▶ **Written task**: Please repeat all of the listing exactly.

▶ **Extracted data**:
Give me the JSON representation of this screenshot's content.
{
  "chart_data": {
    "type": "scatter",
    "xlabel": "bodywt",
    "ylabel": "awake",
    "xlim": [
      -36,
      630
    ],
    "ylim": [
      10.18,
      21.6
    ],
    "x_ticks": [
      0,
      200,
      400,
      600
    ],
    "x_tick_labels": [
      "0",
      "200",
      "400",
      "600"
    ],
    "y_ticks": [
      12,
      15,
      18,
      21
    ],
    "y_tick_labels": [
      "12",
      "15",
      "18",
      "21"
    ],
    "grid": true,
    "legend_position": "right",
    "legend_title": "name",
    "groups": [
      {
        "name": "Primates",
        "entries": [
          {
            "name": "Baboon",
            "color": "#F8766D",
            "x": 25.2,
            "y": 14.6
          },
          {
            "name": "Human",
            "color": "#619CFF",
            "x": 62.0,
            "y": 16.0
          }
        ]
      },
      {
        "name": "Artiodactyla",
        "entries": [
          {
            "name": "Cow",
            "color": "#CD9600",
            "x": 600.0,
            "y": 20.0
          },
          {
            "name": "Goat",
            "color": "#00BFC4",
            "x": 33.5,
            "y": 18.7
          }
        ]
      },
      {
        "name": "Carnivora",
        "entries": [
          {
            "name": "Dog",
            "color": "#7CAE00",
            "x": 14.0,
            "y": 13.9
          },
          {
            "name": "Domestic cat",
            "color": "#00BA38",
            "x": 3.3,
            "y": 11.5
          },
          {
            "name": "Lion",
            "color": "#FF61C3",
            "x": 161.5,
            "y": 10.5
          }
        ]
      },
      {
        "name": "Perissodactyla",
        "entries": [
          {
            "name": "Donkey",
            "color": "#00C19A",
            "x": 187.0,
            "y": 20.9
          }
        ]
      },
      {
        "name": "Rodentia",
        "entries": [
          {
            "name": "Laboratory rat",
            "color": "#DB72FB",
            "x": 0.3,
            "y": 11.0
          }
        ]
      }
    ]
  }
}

▶ **Task response**:
Give me the JSON representation of this screenshot's content.
{
  "chart_data": {
    "type": "scatter",
    "xlabel": "bodywt",
    "ylabel": "awake",
    "xlim": [
      -36,
      630
    ],
    "ylim": [
      10.18,
      21.6
    ],
    "x_ticks": [
      0,
      200,
      400,
      600
    ],
    "x_tick_labels": [
      "0",
      "200",
      "400",
      "600"
    ],
    "y_ticks": [
      12,
      15,
      18,
      21
    ],
    "y_tick_labels": [
      "12",
      "15",
      "18",
      "21"
    ],
    "grid": true,
    "legend_position": "right",
    "legend_title": "name",
    "groups": [
      {
        "name": "Primates",
        "entries": [
          {
            "name": "Baboon",
            "color": "#F8766D",
            "x": 25.2,
            "y": 14.6
          },
          {
            "name": "Human",
            "color": "#619CFF",
            "x": 62.0,
            "y": 16.0
          }
        ]
      },
      {
        "name": "Artiodactyla",
        "entries": [
          {
            "name": "Cow",
            "color": "#CD9600",
            "x": 600.0,
            "y": 20.0
          },
          {
            "name": "Goat",
            "color": "#00BFC4",
            "x": 33.5,
            "y": 18.7
          }
        ]
      },
      {
        "name": "Carnivora",
        "entries": [
          {
            "name": "Dog",
            "color": "#7CAE00",
            "x": 14.0,
            "y": 13.9
          },
          {
            "name": "Domestic cat",
            "color": "#00BA38",
            "x": 3.3,
            "y": 11.5
          },
          {
            "name": "Lion",
            "color": "#FF61C3",
            "x": 161.5,
            "y": 10.5
          }
        ]
      },
      {
        "name": "Perissodactyla",
        "entries": [
          {
            "name": "Donkey",
            "color": "#00C19A",
            "x": 187.0,
            "y": 20.9
          }
        ]
      },
      {
        "name": "Rodentia",
        "entries": [
          {
            "name": "Laboratory rat",
            "color": "#DB72FB",
            "x": 0.3,
            "y": 11.0
          }
        ]
      }
    ]
  }
}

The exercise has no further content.